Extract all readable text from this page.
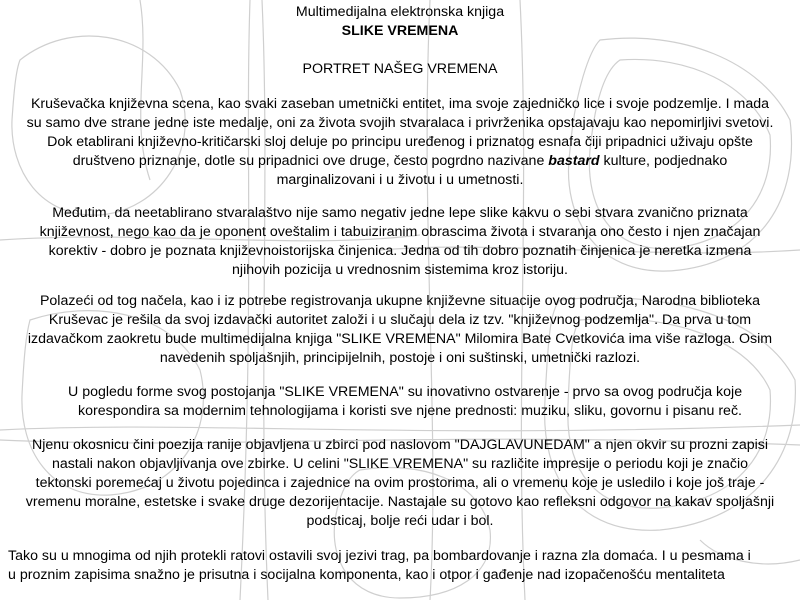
Multimedijalna elektronska knjiga

SLIKE VREMENA

PORTRET NAŠEG VREMENA

Kruševačka književna scena, kao svaki zaseban umetnički entitet, ima svoje zajedničko lice i svoje podzemlje. I mada

su samo dve strane jedne iste medalje, oni za života svojih stvaralaca i privrženika opstajavaju kao nepomirljivi svetovi.

Dok etablirani književno-kritičarski sloj deluje po principu uređenog i priznatog esnafa čiji pripadnici uživaju opšte

društveno priznanje, dotle su pripadnici ove druge, često pogrdno nazivane bastard kulture, podjednako

marginalizovani i u životu i u umetnosti.

Međutim, da neetablirano stvaralaštvo nije samo negativ jedne lepe slike kakvu o sebi stvara zvanično priznata

književnost, nego kao da je oponent oveštalim i tabuiziranim obrascima života i stvaranja ono često i njen značajan

korektiv - dobro je poznata književnoistorijska činjenica. Jedna od tih dobro poznatih činjenica je neretka izmena

njihovih pozicija u vrednosnim sistemima kroz istoriju.

Polazeći od tog načela, kao i iz potrebe registrovanja ukupne književne situacije ovog područja, Narodna biblioteka

Kruševac je rešila da svoj izdavački autoritet založi i u slučaju dela iz tzv. "književnog podzemlja". Da prva u tom

izdavačkom zaokretu bude multimedijalna knjiga "SLIKE VREMENA" Milomira Bate Cvetkovića ima više razloga. Osim

navedenih spoljašnjih, principijelnih, postoje i oni suštinski, umetnički razlozi.

U pogledu forme svog postojanja "SLIKE VREMENA" su inovativno ostvarenje - prvo sa ovog područja koje

korespondira sa modernim tehnologijama i koristi sve njene prednosti: muziku, sliku, govornu i pisanu reč.

Njenu okosnicu čini poezija ranije objavljena u zbirci pod naslovom "DAJGLAVUNEDAM" a njen okvir su prozni zapisi

nastali nakon objavljivanja ove zbirke. U celini "SLIKE VREMENA" su različite impresije o periodu koji je značio

tektonski poremećaj u životu pojedinca i zajednice na ovim prostorima, ali o vremenu koje je usledilo i koje još traje -

vremenu moralne, estetske i svake druge dezorijentacije. Nastajale su gotovo kao refleksni odgovor na kakav spoljašnji

podsticaj, bolje reći udar i bol.

Tako su u mnogima od njih protekli ratovi ostavili svoj jezivi trag, pa bombardovanje i razna zla domaća. I u pesmama i

u proznim zapisima snažno je prisutna i socijalna komponenta, kao i otpor i gađenje nad izopačenošću mentaliteta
+++
### AIM
Output the entries above exactly, without their pictures.

### WRITTEN RESPONSE
Extract all readable text from this page.
Multimedijalna elektronska knjiga

SLIKE VREMENA

PORTRET NAŠEG VREMENA

Kruševačka književna scena, kao svaki zaseban umetnički entitet, ima svoje zajedničko lice i svoje podzemlje. I mada

su samo dve strane jedne iste medalje, oni za života svojih stvaralaca i privrženika opstajavaju kao nepomirljivi svetovi.

Dok etablirani književno-kritičarski sloj deluje po principu uređenog i priznatog esnafa čiji pripadnici uživaju opšte

društveno priznanje, dotle su pripadnici ove druge, često pogrdno nazivane bastard kulture, podjednako

marginalizovani i u životu i u umetnosti.

Međutim, da neetablirano stvaralaštvo nije samo negativ jedne lepe slike kakvu o sebi stvara zvanično priznata

književnost, nego kao da je oponent oveštalim i tabuiziranim obrascima života i stvaranja ono često i njen značajan

korektiv - dobro je poznata književnoistorijska činjenica. Jedna od tih dobro poznatih činjenica je neretka izmena

njihovih pozicija u vrednosnim sistemima kroz istoriju.

Polazeći od tog načela, kao i iz potrebe registrovanja ukupne književne situacije ovog područja, Narodna biblioteka

Kruševac je rešila da svoj izdavački autoritet založi i u slučaju dela iz tzv. "književnog podzemlja". Da prva u tom

izdavačkom zaokretu bude multimedijalna knjiga "SLIKE VREMENA" Milomira Bate Cvetkovića ima više razloga. Osim

navedenih spoljašnjih, principijelnih, postoje i oni suštinski, umetnički razlozi.

U pogledu forme svog postojanja "SLIKE VREMENA" su inovativno ostvarenje - prvo sa ovog područja koje

korespondira sa modernim tehnologijama i koristi sve njene prednosti: muziku, sliku, govornu i pisanu reč.

Njenu okosnicu čini poezija ranije objavljena u zbirci pod naslovom "DAJGLAVUNEDAM" a njen okvir su prozni zapisi

nastali nakon objavljivanja ove zbirke. U celini "SLIKE VREMENA" su različite impresije o periodu koji je značio

tektonski poremećaj u životu pojedinca i zajednice na ovim prostorima, ali o vremenu koje je usledilo i koje još traje -

vremenu moralne, estetske i svake druge dezorijentacije. Nastajale su gotovo kao refleksni odgovor na kakav spoljašnji

podsticaj, bolje reći udar i bol.

Tako su u mnogima od njih protekli ratovi ostavili svoj jezivi trag, pa bombardovanje i razna zla domaća. I u pesmama i

u proznim zapisima snažno je prisutna i socijalna komponenta, kao i otpor i gađenje nad izopačenošću mentaliteta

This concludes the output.